> **Exercise task**: Return every line below in which "dotted" appears.

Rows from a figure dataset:
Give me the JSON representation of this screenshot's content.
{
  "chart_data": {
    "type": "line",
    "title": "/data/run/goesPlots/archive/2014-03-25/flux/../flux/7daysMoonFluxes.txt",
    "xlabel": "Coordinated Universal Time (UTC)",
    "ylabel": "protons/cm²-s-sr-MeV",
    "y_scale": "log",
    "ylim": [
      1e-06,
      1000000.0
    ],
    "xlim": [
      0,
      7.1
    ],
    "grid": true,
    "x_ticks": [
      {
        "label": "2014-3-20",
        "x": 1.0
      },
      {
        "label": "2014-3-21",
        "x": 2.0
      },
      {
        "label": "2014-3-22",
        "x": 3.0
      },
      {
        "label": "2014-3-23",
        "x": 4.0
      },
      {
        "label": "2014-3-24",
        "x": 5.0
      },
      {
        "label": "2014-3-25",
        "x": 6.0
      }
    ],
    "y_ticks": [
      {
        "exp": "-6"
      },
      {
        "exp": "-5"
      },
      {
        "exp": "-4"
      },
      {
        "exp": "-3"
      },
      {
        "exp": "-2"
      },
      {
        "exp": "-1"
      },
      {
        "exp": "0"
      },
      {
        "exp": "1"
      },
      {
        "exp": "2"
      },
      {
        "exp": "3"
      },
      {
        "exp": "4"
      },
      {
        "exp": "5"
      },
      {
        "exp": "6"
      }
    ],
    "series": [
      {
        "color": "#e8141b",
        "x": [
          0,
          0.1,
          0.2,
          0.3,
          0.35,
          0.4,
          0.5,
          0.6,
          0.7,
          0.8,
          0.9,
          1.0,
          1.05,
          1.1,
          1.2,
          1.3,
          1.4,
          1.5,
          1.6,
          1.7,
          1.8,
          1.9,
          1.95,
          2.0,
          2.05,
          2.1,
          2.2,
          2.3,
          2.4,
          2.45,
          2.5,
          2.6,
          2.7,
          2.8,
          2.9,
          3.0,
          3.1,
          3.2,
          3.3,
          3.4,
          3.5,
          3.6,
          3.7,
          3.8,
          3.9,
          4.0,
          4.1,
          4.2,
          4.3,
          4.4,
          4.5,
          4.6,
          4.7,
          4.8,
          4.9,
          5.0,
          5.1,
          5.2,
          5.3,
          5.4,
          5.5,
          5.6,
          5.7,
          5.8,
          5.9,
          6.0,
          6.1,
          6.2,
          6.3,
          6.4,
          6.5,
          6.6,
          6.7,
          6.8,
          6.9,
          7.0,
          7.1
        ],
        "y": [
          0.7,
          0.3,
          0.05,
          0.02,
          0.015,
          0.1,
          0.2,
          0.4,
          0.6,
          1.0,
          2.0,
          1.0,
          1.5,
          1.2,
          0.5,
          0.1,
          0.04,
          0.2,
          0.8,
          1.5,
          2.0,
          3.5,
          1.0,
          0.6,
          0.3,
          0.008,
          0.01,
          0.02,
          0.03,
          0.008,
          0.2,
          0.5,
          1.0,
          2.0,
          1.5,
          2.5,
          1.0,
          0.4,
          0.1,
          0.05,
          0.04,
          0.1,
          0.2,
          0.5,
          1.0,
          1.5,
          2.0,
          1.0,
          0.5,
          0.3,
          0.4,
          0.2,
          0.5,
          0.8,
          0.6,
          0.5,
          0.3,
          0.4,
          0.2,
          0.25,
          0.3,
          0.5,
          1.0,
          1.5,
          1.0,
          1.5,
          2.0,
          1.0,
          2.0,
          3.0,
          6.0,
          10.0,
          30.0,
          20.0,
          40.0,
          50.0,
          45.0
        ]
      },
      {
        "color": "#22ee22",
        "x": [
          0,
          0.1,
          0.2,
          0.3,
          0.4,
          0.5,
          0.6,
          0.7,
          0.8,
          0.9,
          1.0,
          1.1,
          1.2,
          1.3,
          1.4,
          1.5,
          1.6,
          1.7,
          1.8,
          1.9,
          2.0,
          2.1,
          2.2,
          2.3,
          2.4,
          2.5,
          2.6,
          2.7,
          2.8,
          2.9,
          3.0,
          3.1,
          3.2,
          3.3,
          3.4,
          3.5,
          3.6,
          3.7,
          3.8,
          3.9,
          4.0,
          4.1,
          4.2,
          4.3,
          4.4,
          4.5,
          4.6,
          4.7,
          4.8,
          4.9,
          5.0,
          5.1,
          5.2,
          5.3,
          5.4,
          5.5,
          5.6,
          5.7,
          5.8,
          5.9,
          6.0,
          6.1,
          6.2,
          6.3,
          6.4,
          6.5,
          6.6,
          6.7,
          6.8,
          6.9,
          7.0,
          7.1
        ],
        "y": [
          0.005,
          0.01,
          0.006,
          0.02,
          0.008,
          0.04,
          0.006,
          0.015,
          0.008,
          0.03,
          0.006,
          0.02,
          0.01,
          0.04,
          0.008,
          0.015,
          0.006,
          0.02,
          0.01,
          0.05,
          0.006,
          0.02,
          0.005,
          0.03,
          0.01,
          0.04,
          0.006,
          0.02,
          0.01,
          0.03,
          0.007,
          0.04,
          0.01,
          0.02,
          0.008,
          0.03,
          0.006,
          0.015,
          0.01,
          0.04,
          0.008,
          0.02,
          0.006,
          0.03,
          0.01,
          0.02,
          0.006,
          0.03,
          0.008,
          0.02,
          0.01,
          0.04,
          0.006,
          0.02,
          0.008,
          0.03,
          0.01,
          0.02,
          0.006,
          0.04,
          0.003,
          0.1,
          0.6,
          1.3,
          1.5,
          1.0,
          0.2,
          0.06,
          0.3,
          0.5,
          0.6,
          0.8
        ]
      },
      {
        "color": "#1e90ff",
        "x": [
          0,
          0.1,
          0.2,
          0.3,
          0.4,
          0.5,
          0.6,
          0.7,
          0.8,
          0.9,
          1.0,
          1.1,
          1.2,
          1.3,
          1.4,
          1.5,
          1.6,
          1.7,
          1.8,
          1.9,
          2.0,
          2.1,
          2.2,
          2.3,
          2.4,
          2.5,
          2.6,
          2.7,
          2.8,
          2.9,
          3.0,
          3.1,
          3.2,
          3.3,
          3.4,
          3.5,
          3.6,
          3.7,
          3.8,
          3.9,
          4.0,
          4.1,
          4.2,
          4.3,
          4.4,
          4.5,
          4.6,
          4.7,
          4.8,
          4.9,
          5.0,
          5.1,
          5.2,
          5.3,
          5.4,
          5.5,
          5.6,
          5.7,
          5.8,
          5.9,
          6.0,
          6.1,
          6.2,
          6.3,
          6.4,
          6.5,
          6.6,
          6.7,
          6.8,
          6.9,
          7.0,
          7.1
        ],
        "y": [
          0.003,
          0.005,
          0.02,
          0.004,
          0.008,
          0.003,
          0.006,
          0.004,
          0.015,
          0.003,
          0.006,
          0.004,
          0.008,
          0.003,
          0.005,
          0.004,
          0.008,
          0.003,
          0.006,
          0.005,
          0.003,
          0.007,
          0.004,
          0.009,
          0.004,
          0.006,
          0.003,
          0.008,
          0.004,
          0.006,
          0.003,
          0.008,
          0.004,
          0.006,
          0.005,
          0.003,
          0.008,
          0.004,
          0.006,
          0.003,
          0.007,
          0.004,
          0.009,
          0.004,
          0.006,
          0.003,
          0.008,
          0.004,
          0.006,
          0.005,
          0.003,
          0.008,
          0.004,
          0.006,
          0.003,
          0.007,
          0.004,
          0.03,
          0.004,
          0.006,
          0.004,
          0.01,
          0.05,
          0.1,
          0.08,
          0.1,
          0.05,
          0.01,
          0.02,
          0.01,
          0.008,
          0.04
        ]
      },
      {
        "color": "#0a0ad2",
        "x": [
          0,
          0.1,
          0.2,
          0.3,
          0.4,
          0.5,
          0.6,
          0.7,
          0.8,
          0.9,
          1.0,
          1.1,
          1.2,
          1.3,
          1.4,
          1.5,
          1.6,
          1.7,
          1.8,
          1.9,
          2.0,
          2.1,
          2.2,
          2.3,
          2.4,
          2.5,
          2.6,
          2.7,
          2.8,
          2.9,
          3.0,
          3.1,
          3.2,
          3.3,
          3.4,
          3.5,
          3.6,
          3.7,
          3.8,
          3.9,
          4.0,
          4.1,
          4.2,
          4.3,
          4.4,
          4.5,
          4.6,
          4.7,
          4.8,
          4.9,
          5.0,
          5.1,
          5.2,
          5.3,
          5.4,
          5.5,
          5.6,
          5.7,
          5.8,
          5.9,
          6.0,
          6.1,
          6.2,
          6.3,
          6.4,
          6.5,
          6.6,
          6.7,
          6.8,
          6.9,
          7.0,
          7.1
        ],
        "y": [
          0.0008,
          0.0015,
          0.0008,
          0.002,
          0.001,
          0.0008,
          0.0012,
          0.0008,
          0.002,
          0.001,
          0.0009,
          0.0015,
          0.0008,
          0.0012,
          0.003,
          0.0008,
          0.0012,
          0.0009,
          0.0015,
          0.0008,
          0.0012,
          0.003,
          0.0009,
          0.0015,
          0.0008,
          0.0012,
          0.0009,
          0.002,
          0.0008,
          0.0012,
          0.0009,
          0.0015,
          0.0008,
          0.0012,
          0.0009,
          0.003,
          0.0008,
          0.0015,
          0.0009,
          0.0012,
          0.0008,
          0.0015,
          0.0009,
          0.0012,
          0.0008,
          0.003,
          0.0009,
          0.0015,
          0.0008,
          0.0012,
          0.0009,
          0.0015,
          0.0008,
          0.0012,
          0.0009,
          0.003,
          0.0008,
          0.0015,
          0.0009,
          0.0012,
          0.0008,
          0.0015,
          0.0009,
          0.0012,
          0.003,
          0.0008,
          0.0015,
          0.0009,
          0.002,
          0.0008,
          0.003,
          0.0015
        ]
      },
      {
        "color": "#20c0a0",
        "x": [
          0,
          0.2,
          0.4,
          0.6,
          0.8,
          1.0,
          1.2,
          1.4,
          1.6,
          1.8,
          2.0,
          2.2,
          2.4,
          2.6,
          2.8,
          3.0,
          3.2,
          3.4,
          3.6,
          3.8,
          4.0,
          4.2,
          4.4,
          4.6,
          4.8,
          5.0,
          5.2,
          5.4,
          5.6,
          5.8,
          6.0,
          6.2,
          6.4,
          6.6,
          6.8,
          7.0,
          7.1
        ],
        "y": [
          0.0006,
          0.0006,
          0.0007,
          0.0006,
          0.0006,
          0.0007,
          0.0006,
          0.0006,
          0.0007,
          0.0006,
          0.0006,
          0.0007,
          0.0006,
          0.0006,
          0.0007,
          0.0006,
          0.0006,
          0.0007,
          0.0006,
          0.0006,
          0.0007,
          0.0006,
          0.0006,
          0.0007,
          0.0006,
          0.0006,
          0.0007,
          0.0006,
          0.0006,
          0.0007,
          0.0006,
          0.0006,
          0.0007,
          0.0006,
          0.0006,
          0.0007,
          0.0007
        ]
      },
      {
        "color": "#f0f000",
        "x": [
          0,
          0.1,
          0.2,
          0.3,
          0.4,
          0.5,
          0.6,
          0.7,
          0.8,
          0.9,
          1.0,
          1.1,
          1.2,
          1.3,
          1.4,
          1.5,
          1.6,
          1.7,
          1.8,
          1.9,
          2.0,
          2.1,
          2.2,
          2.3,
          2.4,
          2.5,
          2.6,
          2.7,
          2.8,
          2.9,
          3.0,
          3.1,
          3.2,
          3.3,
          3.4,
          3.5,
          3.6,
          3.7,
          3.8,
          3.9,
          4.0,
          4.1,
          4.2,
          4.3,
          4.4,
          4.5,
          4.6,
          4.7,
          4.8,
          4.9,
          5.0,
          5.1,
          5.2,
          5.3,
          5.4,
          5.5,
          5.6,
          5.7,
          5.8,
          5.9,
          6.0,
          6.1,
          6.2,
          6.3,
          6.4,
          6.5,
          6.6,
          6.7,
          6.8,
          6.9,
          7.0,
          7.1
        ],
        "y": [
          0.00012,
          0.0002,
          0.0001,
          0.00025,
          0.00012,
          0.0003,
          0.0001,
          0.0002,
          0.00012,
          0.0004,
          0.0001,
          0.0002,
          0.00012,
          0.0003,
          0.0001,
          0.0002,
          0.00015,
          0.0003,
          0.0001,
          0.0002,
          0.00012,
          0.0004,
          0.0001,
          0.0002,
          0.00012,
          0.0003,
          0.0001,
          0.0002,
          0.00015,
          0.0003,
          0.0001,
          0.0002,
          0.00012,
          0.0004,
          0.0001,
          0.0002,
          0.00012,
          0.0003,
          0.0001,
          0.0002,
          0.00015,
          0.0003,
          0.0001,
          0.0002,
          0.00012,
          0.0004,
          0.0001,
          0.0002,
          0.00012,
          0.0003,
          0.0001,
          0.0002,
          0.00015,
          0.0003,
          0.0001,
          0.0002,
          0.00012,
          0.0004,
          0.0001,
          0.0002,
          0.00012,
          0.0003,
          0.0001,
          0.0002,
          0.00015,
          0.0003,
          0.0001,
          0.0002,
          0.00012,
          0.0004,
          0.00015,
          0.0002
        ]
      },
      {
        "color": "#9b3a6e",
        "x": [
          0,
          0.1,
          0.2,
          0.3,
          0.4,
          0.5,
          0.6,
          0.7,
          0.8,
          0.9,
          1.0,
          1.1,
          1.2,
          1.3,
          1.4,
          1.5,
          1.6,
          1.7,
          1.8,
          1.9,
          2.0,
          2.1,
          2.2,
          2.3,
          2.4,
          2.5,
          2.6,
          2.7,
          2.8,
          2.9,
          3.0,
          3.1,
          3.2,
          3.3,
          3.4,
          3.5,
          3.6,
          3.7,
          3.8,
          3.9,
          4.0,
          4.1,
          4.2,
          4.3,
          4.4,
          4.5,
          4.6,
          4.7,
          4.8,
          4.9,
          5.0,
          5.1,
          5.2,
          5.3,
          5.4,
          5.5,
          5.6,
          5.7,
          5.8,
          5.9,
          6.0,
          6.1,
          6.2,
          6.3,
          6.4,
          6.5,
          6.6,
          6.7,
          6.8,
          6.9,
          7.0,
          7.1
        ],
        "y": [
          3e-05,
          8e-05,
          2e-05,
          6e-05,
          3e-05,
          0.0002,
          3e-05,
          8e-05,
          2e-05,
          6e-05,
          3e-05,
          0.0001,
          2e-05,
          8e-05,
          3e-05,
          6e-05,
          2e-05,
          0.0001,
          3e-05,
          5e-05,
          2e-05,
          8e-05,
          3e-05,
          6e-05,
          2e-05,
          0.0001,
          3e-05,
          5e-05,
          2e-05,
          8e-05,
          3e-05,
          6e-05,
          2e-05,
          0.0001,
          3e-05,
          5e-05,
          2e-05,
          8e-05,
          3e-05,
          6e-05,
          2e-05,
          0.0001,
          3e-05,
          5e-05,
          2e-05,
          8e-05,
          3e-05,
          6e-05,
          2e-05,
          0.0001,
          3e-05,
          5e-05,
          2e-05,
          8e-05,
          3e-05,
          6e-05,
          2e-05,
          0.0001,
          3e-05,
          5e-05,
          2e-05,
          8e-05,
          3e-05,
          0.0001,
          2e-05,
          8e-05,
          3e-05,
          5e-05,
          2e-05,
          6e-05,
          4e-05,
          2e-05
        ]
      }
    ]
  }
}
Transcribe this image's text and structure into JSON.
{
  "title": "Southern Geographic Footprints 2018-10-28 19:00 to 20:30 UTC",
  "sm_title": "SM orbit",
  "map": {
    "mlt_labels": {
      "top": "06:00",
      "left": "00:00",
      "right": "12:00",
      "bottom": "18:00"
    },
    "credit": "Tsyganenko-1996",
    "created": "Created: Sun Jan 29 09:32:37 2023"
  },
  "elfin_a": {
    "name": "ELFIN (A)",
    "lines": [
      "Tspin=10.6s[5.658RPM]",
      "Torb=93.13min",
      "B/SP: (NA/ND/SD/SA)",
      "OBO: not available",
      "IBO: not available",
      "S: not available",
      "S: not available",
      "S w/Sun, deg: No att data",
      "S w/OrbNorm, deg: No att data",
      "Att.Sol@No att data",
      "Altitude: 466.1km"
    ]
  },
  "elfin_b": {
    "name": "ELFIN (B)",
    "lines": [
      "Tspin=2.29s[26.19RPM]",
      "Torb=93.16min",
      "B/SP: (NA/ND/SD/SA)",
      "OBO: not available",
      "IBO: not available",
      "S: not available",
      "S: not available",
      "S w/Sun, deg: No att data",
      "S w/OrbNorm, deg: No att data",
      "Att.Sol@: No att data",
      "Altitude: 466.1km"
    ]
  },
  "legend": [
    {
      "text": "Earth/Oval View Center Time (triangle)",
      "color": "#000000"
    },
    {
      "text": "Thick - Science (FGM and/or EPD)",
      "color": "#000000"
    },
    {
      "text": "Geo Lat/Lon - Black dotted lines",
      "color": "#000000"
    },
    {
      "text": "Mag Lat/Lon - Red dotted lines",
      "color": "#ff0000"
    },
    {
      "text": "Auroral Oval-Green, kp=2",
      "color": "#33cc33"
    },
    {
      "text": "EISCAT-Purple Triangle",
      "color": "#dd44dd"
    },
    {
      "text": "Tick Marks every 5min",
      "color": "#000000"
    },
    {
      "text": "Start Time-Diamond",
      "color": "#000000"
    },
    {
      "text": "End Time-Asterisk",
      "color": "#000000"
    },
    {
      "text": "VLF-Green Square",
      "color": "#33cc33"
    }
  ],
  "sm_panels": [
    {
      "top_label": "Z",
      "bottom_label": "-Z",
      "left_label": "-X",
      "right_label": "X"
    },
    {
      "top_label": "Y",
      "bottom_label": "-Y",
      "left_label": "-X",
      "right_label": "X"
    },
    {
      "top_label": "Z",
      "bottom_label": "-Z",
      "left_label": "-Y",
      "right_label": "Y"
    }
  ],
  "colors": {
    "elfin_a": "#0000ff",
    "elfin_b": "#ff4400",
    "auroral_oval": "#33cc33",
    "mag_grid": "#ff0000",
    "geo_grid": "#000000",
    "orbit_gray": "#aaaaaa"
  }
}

> **Answer below**:
      "text": "Geo Lat/Lon - Black dotted lines",
      "text": "Mag Lat/Lon - Red dotted lines",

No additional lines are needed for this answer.